Instruction
Only the pictures stay out; every record is to be quoted exactly.
++++++
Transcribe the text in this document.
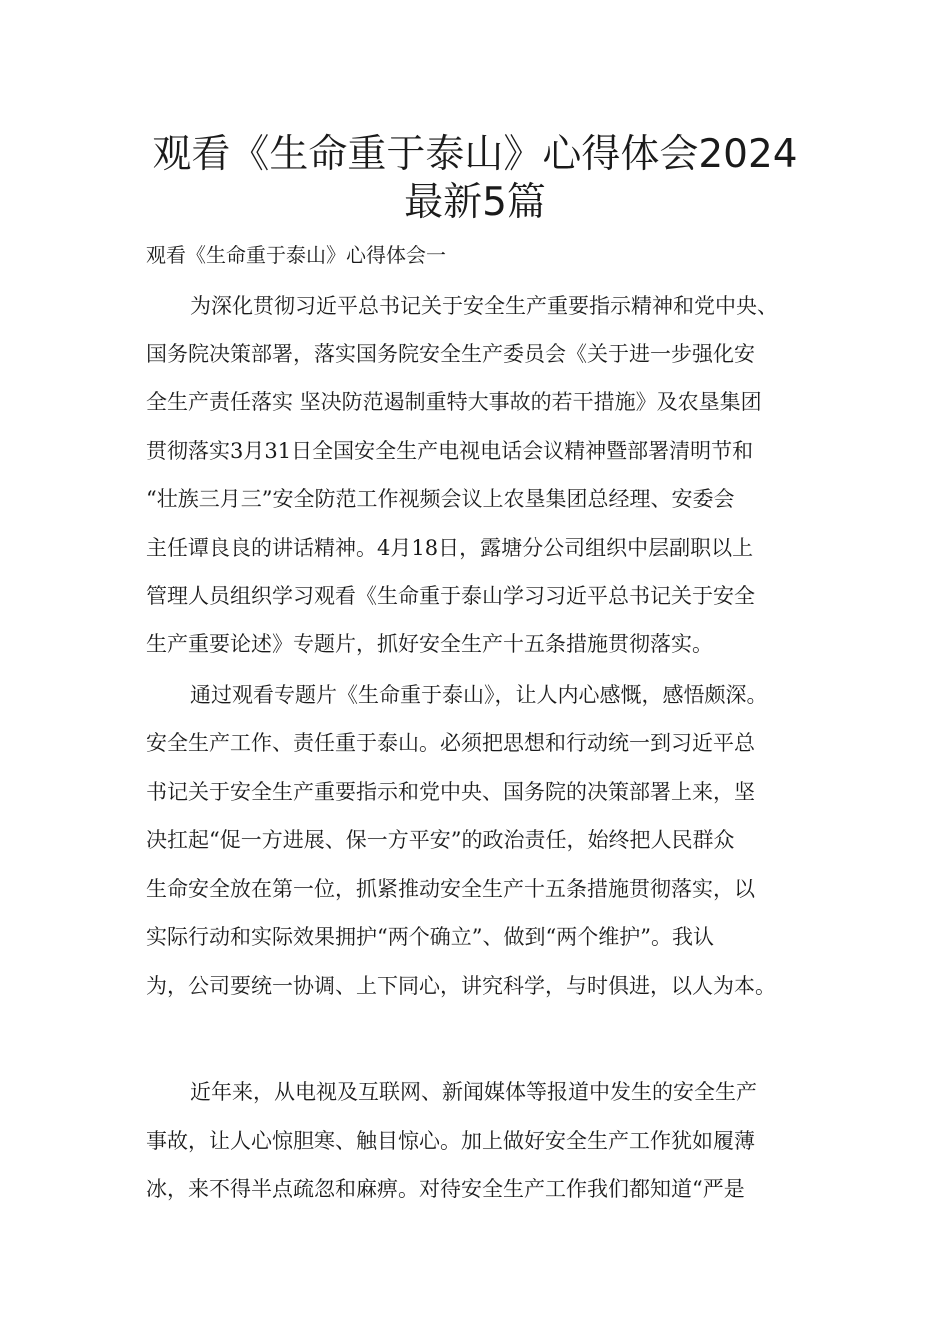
观看《生命重于泰山》心得体会2024
最新5篇
观看《生命重于泰山》心得体会一
为深化贯彻习近平总书记关于安全生产重要指示精神和党中央、
国务院决策部署，落实国务院安全生产委员会《关于进一步强化安
全生产责任落实 坚决防范遏制重特大事故的若干措施》及农垦集团
贯彻落实3月31日全国安全生产电视电话会议精神暨部署清明节和
“壮族三月三”安全防范工作视频会议上农垦集团总经理、安委会
主任谭良良的讲话精神。4月18日，露塘分公司组织中层副职以上
管理人员组织学习观看《生命重于泰山学习习近平总书记关于安全
生产重要论述》专题片，抓好安全生产十五条措施贯彻落实。
通过观看专题片《生命重于泰山》，让人内心感慨，感悟颇深。
安全生产工作、责任重于泰山。必须把思想和行动统一到习近平总
书记关于安全生产重要指示和党中央、国务院的决策部署上来，坚
决扛起“促一方进展、保一方平安”的政治责任，始终把人民群众
生命安全放在第一位，抓紧推动安全生产十五条措施贯彻落实，以
实际行动和实际效果拥护“两个确立”、做到“两个维护”。我认
为，公司要统一协调、上下同心，讲究科学，与时俱进，以人为本。
近年来，从电视及互联网、新闻媒体等报道中发生的安全生产
事故，让人心惊胆寒、触目惊心。加上做好安全生产工作犹如履薄
冰，来不得半点疏忽和麻痹。对待安全生产工作我们都知道“严是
++++++
Completed task
Transcribe the text in this document.
观看《生命重于泰山》心得体会2024
最新5篇
观看《生命重于泰山》心得体会一
为深化贯彻习近平总书记关于安全生产重要指示精神和党中央、
国务院决策部署，落实国务院安全生产委员会《关于进一步强化安
全生产责任落实 坚决防范遏制重特大事故的若干措施》及农垦集团
贯彻落实3月31日全国安全生产电视电话会议精神暨部署清明节和
“壮族三月三”安全防范工作视频会议上农垦集团总经理、安委会
主任谭良良的讲话精神。4月18日，露塘分公司组织中层副职以上
管理人员组织学习观看《生命重于泰山学习习近平总书记关于安全
生产重要论述》专题片，抓好安全生产十五条措施贯彻落实。
通过观看专题片《生命重于泰山》，让人内心感慨，感悟颇深。
安全生产工作、责任重于泰山。必须把思想和行动统一到习近平总
书记关于安全生产重要指示和党中央、国务院的决策部署上来，坚
决扛起“促一方进展、保一方平安”的政治责任，始终把人民群众
生命安全放在第一位，抓紧推动安全生产十五条措施贯彻落实，以
实际行动和实际效果拥护“两个确立”、做到“两个维护”。我认
为，公司要统一协调、上下同心，讲究科学，与时俱进，以人为本。
近年来，从电视及互联网、新闻媒体等报道中发生的安全生产
事故，让人心惊胆寒、触目惊心。加上做好安全生产工作犹如履薄
冰，来不得半点疏忽和麻痹。对待安全生产工作我们都知道“严是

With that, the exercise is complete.